### JOB
Will you give the material below again, every line exactly as it is?

***** INFORMATION SHOWN *****

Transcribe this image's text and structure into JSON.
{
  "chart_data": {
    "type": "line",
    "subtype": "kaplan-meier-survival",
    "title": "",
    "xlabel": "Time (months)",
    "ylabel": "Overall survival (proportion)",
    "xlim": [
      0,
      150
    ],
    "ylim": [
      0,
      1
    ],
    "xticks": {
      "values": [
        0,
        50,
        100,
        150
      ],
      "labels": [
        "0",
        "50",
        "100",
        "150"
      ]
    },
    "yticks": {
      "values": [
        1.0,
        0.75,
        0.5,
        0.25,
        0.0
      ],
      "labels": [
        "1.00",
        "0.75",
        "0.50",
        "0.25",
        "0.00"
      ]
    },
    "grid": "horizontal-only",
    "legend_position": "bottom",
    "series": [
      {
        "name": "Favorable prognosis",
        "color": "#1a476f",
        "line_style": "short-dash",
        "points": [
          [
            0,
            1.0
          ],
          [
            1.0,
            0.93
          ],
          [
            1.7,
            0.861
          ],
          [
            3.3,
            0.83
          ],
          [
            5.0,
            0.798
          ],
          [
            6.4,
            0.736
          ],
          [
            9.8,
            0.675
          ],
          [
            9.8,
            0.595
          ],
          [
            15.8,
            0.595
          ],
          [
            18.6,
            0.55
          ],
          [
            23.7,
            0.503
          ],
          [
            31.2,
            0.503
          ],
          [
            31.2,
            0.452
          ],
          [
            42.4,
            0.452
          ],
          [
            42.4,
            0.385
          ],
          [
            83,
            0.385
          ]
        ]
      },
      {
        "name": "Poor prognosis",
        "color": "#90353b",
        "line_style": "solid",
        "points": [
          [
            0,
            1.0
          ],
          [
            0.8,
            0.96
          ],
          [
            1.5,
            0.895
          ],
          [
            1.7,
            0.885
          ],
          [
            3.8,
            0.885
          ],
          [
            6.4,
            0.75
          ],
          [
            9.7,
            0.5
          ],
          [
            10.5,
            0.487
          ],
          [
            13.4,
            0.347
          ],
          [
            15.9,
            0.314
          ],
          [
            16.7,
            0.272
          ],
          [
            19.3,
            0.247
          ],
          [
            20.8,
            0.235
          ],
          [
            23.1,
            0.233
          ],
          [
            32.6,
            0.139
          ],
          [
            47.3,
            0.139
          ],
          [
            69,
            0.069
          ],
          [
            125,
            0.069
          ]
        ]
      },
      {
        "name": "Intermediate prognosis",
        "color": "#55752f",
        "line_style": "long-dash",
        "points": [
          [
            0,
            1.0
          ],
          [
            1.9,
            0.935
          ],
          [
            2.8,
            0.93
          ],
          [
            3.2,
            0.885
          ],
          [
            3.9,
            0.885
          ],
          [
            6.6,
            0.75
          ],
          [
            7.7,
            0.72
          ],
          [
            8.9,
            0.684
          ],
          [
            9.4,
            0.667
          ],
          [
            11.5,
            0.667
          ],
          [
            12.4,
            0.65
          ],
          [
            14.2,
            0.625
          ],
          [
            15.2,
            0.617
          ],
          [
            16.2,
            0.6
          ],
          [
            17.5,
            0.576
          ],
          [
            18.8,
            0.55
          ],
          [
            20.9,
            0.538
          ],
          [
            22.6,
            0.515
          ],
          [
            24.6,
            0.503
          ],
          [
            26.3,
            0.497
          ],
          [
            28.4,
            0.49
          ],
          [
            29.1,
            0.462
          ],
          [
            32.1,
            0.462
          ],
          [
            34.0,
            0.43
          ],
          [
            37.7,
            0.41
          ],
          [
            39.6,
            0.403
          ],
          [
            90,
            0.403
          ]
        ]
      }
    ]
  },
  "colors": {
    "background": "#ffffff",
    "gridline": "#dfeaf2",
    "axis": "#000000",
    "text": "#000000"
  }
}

*****

### RESULT OF THE EXERCISE
Transcribe this image's text and structure into JSON.
{
  "chart_data": {
    "type": "line",
    "subtype": "kaplan-meier-survival",
    "title": "",
    "xlabel": "Time (months)",
    "ylabel": "Overall survival (proportion)",
    "xlim": [
      0,
      150
    ],
    "ylim": [
      0,
      1
    ],
    "xticks": {
      "values": [
        0,
        50,
        100,
        150
      ],
      "labels": [
        "0",
        "50",
        "100",
        "150"
      ]
    },
    "yticks": {
      "values": [
        1.0,
        0.75,
        0.5,
        0.25,
        0.0
      ],
      "labels": [
        "1.00",
        "0.75",
        "0.50",
        "0.25",
        "0.00"
      ]
    },
    "grid": "horizontal-only",
    "legend_position": "bottom",
    "series": [
      {
        "name": "Favorable prognosis",
        "color": "#1a476f",
        "line_style": "short-dash",
        "points": [
          [
            0,
            1.0
          ],
          [
            1.0,
            0.93
          ],
          [
            1.7,
            0.861
          ],
          [
            3.3,
            0.83
          ],
          [
            5.0,
            0.798
          ],
          [
            6.4,
            0.736
          ],
          [
            9.8,
            0.675
          ],
          [
            9.8,
            0.595
          ],
          [
            15.8,
            0.595
          ],
          [
            18.6,
            0.55
          ],
          [
            23.7,
            0.503
          ],
          [
            31.2,
            0.503
          ],
          [
            31.2,
            0.452
          ],
          [
            42.4,
            0.452
          ],
          [
            42.4,
            0.385
          ],
          [
            83,
            0.385
          ]
        ]
      },
      {
        "name": "Poor prognosis",
        "color": "#90353b",
        "line_style": "solid",
        "points": [
          [
            0,
            1.0
          ],
          [
            0.8,
            0.96
          ],
          [
            1.5,
            0.895
          ],
          [
            1.7,
            0.885
          ],
          [
            3.8,
            0.885
          ],
          [
            6.4,
            0.75
          ],
          [
            9.7,
            0.5
          ],
          [
            10.5,
            0.487
          ],
          [
            13.4,
            0.347
          ],
          [
            15.9,
            0.314
          ],
          [
            16.7,
            0.272
          ],
          [
            19.3,
            0.247
          ],
          [
            20.8,
            0.235
          ],
          [
            23.1,
            0.233
          ],
          [
            32.6,
            0.139
          ],
          [
            47.3,
            0.139
          ],
          [
            69,
            0.069
          ],
          [
            125,
            0.069
          ]
        ]
      },
      {
        "name": "Intermediate prognosis",
        "color": "#55752f",
        "line_style": "long-dash",
        "points": [
          [
            0,
            1.0
          ],
          [
            1.9,
            0.935
          ],
          [
            2.8,
            0.93
          ],
          [
            3.2,
            0.885
          ],
          [
            3.9,
            0.885
          ],
          [
            6.6,
            0.75
          ],
          [
            7.7,
            0.72
          ],
          [
            8.9,
            0.684
          ],
          [
            9.4,
            0.667
          ],
          [
            11.5,
            0.667
          ],
          [
            12.4,
            0.65
          ],
          [
            14.2,
            0.625
          ],
          [
            15.2,
            0.617
          ],
          [
            16.2,
            0.6
          ],
          [
            17.5,
            0.576
          ],
          [
            18.8,
            0.55
          ],
          [
            20.9,
            0.538
          ],
          [
            22.6,
            0.515
          ],
          [
            24.6,
            0.503
          ],
          [
            26.3,
            0.497
          ],
          [
            28.4,
            0.49
          ],
          [
            29.1,
            0.462
          ],
          [
            32.1,
            0.462
          ],
          [
            34.0,
            0.43
          ],
          [
            37.7,
            0.41
          ],
          [
            39.6,
            0.403
          ],
          [
            90,
            0.403
          ]
        ]
      }
    ]
  },
  "colors": {
    "background": "#ffffff",
    "gridline": "#dfeaf2",
    "axis": "#000000",
    "text": "#000000"
  }
}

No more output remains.